═══ Data excerpts

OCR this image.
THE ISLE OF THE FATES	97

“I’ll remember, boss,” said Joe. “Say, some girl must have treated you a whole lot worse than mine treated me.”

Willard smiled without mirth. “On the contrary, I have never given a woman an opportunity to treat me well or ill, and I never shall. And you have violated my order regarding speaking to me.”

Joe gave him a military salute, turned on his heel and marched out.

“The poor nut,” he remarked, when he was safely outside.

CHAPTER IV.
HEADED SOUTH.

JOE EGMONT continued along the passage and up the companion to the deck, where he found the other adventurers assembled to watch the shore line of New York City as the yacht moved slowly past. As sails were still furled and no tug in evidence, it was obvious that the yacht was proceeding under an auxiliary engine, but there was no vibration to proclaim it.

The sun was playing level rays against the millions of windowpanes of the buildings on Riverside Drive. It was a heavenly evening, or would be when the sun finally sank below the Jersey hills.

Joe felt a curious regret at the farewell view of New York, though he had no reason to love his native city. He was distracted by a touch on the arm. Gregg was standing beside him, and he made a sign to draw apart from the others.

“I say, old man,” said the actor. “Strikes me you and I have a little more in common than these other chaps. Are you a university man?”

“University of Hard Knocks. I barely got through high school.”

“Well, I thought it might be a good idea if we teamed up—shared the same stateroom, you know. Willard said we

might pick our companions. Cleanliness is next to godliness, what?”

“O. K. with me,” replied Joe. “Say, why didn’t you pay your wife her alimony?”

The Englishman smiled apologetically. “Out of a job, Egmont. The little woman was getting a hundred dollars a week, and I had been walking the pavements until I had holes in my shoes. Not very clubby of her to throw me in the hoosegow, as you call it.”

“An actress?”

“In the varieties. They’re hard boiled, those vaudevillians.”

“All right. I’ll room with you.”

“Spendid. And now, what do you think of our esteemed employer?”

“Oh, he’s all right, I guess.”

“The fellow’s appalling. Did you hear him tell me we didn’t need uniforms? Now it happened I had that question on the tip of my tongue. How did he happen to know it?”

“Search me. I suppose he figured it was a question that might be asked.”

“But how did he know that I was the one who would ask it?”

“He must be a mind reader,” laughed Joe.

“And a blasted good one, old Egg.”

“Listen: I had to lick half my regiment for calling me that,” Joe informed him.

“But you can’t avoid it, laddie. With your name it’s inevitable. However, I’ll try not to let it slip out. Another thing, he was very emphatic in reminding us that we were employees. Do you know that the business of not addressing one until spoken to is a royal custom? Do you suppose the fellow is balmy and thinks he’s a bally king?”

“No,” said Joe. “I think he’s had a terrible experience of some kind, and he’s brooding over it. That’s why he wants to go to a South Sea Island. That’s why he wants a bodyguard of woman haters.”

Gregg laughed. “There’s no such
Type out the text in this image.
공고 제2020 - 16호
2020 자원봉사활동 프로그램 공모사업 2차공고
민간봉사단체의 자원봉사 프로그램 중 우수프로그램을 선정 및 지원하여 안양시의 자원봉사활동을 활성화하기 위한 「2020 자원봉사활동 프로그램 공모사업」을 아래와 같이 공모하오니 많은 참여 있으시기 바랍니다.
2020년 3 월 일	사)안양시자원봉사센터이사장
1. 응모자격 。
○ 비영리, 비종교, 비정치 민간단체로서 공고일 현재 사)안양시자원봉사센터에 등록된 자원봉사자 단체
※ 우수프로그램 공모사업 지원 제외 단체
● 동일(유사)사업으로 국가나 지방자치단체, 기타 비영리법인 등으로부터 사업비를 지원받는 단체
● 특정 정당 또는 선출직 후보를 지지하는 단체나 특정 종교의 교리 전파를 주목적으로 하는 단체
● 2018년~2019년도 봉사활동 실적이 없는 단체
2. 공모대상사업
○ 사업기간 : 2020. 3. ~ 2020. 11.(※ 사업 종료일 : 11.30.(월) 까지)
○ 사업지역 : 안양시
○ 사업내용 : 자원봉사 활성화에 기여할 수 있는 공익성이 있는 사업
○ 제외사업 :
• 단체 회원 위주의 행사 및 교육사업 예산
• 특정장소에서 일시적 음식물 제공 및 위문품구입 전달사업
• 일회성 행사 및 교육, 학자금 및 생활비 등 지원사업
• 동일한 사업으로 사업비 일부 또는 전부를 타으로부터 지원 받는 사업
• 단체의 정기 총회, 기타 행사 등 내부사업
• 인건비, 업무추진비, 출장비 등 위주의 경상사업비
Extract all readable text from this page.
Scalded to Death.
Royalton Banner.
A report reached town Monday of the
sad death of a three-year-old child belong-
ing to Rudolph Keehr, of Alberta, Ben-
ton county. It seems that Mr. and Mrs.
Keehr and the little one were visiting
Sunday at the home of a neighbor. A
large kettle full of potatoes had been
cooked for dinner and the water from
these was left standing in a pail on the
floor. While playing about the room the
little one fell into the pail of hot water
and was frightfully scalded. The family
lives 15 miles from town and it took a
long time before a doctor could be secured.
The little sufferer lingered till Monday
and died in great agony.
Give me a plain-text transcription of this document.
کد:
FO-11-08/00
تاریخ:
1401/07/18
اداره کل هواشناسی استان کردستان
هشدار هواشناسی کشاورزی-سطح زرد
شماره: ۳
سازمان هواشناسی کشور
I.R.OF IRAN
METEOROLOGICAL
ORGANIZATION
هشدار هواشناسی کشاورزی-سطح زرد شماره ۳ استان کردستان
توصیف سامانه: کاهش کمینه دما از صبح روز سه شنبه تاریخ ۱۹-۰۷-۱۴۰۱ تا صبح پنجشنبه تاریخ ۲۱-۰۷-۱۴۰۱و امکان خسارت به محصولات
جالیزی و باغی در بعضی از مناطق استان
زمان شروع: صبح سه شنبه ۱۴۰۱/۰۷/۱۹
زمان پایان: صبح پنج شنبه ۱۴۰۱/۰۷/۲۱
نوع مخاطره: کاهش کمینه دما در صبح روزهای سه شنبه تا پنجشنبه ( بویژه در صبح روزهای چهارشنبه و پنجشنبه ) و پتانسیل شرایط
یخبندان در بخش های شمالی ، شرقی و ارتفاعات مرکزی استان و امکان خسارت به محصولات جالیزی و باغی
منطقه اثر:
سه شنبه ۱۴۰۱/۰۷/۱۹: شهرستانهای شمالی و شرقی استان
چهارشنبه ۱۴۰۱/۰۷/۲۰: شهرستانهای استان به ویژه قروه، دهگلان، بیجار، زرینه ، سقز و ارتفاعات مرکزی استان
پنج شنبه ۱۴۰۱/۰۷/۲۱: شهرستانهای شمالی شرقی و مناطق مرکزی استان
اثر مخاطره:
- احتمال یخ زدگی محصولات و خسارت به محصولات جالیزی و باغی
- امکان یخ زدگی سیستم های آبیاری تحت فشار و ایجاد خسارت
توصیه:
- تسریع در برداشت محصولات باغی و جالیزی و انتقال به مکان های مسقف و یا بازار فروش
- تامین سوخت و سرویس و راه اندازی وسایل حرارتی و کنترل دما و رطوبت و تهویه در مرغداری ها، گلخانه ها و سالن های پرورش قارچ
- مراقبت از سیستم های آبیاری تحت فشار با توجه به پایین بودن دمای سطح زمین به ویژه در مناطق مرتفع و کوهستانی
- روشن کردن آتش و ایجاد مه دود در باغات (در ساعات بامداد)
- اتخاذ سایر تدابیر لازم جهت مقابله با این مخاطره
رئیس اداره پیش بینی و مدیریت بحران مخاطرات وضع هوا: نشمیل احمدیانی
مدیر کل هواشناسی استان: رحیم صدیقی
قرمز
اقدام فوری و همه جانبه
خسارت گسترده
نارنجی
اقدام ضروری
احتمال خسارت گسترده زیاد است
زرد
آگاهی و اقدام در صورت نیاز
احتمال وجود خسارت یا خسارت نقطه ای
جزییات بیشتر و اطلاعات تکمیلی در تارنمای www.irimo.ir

══════

Task prompt:
Give a word-for-word copy of the records.

Answer in full:
OCR this image.
THE ISLE OF THE FATES	97

“I’ll remember, boss,” said Joe. “Say, some girl must have treated you a whole lot worse than mine treated me.”

Willard smiled without mirth. “On the contrary, I have never given a woman an opportunity to treat me well or ill, and I never shall. And you have violated my order regarding speaking to me.”

Joe gave him a military salute, turned on his heel and marched out.

“The poor nut,” he remarked, when he was safely outside.

CHAPTER IV.
HEADED SOUTH.

JOE EGMONT continued along the passage and up the companion to the deck, where he found the other adventurers assembled to watch the shore line of New York City as the yacht moved slowly past. As sails were still furled and no tug in evidence, it was obvious that the yacht was proceeding under an auxiliary engine, but there was no vibration to proclaim it.

The sun was playing level rays against the millions of windowpanes of the buildings on Riverside Drive. It was a heavenly evening, or would be when the sun finally sank below the Jersey hills.

Joe felt a curious regret at the farewell view of New York, though he had no reason to love his native city. He was distracted by a touch on the arm. Gregg was standing beside him, and he made a sign to draw apart from the others.

“I say, old man,” said the actor. “Strikes me you and I have a little more in common than these other chaps. Are you a university man?”

“University of Hard Knocks. I barely got through high school.”

“Well, I thought it might be a good idea if we teamed up—shared the same stateroom, you know. Willard said we

might pick our companions. Cleanliness is next to godliness, what?”

“O. K. with me,” replied Joe. “Say, why didn’t you pay your wife her alimony?”

The Englishman smiled apologetically. “Out of a job, Egmont. The little woman was getting a hundred dollars a week, and I had been walking the pavements until I had holes in my shoes. Not very clubby of her to throw me in the hoosegow, as you call it.”

“An actress?”

“In the varieties. They’re hard boiled, those vaudevillians.”

“All right. I’ll room with you.”

“Spendid. And now, what do you think of our esteemed employer?”

“Oh, he’s all right, I guess.”

“The fellow’s appalling. Did you hear him tell me we didn’t need uniforms? Now it happened I had that question on the tip of my tongue. How did he happen to know it?”

“Search me. I suppose he figured it was a question that might be asked.”

“But how did he know that I was the one who would ask it?”

“He must be a mind reader,” laughed Joe.

“And a blasted good one, old Egg.”

“Listen: I had to lick half my regiment for calling me that,” Joe informed him.

“But you can’t avoid it, laddie. With your name it’s inevitable. However, I’ll try not to let it slip out. Another thing, he was very emphatic in reminding us that we were employees. Do you know that the business of not addressing one until spoken to is a royal custom? Do you suppose the fellow is balmy and thinks he’s a bally king?”

“No,” said Joe. “I think he’s had a terrible experience of some kind, and he’s brooding over it. That’s why he wants to go to a South Sea Island. That’s why he wants a bodyguard of woman haters.”

Gregg laughed. “There’s no such
Type out the text in this image.
공고 제2020 - 16호
2020 자원봉사활동 프로그램 공모사업 2차공고
민간봉사단체의 자원봉사 프로그램 중 우수프로그램을 선정 및 지원하여 안양시의 자원봉사활동을 활성화하기 위한 「2020 자원봉사활동 프로그램 공모사업」을 아래와 같이 공모하오니 많은 참여 있으시기 바랍니다.
2020년 3 월 일	사)안양시자원봉사센터이사장
1. 응모자격 。
○ 비영리, 비종교, 비정치 민간단체로서 공고일 현재 사)안양시자원봉사센터에 등록된 자원봉사자 단체
※ 우수프로그램 공모사업 지원 제외 단체
● 동일(유사)사업으로 국가나 지방자치단체, 기타 비영리법인 등으로부터 사업비를 지원받는 단체
● 특정 정당 또는 선출직 후보를 지지하는 단체나 특정 종교의 교리 전파를 주목적으로 하는 단체
● 2018년~2019년도 봉사활동 실적이 없는 단체
2. 공모대상사업
○ 사업기간 : 2020. 3. ~ 2020. 11.(※ 사업 종료일 : 11.30.(월) 까지)
○ 사업지역 : 안양시
○ 사업내용 : 자원봉사 활성화에 기여할 수 있는 공익성이 있는 사업
○ 제외사업 :
• 단체 회원 위주의 행사 및 교육사업 예산
• 특정장소에서 일시적 음식물 제공 및 위문품구입 전달사업
• 일회성 행사 및 교육, 학자금 및 생활비 등 지원사업
• 동일한 사업으로 사업비 일부 또는 전부를 타으로부터 지원 받는 사업
• 단체의 정기 총회, 기타 행사 등 내부사업
• 인건비, 업무추진비, 출장비 등 위주의 경상사업비
Extract all readable text from this page.
Scalded to Death.
Royalton Banner.
A report reached town Monday of the
sad death of a three-year-old child belong-
ing to Rudolph Keehr, of Alberta, Ben-
ton county. It seems that Mr. and Mrs.
Keehr and the little one were visiting
Sunday at the home of a neighbor. A
large kettle full of potatoes had been
cooked for dinner and the water from
these was left standing in a pail on the
floor. While playing about the room the
little one fell into the pail of hot water
and was frightfully scalded. The family
lives 15 miles from town and it took a
long time before a doctor could be secured.
The little sufferer lingered till Monday
and died in great agony.
Give me a plain-text transcription of this document.
کد:
FO-11-08/00
تاریخ:
1401/07/18
اداره کل هواشناسی استان کردستان
هشدار هواشناسی کشاورزی-سطح زرد
شماره: ۳
سازمان هواشناسی کشور
I.R.OF IRAN
METEOROLOGICAL
ORGANIZATION
هشدار هواشناسی کشاورزی-سطح زرد شماره ۳ استان کردستان
توصیف سامانه: کاهش کمینه دما از صبح روز سه شنبه تاریخ ۱۹-۰۷-۱۴۰۱ تا صبح پنجشنبه تاریخ ۲۱-۰۷-۱۴۰۱و امکان خسارت به محصولات
جالیزی و باغی در بعضی از مناطق استان
زمان شروع: صبح سه شنبه ۱۴۰۱/۰۷/۱۹
زمان پایان: صبح پنج شنبه ۱۴۰۱/۰۷/۲۱
نوع مخاطره: کاهش کمینه دما در صبح روزهای سه شنبه تا پنجشنبه ( بویژه در صبح روزهای چهارشنبه و پنجشنبه ) و پتانسیل شرایط
یخبندان در بخش های شمالی ، شرقی و ارتفاعات مرکزی استان و امکان خسارت به محصولات جالیزی و باغی
منطقه اثر:
سه شنبه ۱۴۰۱/۰۷/۱۹: شهرستانهای شمالی و شرقی استان
چهارشنبه ۱۴۰۱/۰۷/۲۰: شهرستانهای استان به ویژه قروه، دهگلان، بیجار، زرینه ، سقز و ارتفاعات مرکزی استان
پنج شنبه ۱۴۰۱/۰۷/۲۱: شهرستانهای شمالی شرقی و مناطق مرکزی استان
اثر مخاطره:
- احتمال یخ زدگی محصولات و خسارت به محصولات جالیزی و باغی
- امکان یخ زدگی سیستم های آبیاری تحت فشار و ایجاد خسارت
توصیه:
- تسریع در برداشت محصولات باغی و جالیزی و انتقال به مکان های مسقف و یا بازار فروش
- تامین سوخت و سرویس و راه اندازی وسایل حرارتی و کنترل دما و رطوبت و تهویه در مرغداری ها، گلخانه ها و سالن های پرورش قارچ
- مراقبت از سیستم های آبیاری تحت فشار با توجه به پایین بودن دمای سطح زمین به ویژه در مناطق مرتفع و کوهستانی
- روشن کردن آتش و ایجاد مه دود در باغات (در ساعات بامداد)
- اتخاذ سایر تدابیر لازم جهت مقابله با این مخاطره
رئیس اداره پیش بینی و مدیریت بحران مخاطرات وضع هوا: نشمیل احمدیانی
مدیر کل هواشناسی استان: رحیم صدیقی
قرمز
اقدام فوری و همه جانبه
خسارت گسترده
نارنجی
اقدام ضروری
احتمال خسارت گسترده زیاد است
زرد
آگاهی و اقدام در صورت نیاز
احتمال وجود خسارت یا خسارت نقطه ای
جزییات بیشتر و اطلاعات تکمیلی در تارنمای www.irimo.ir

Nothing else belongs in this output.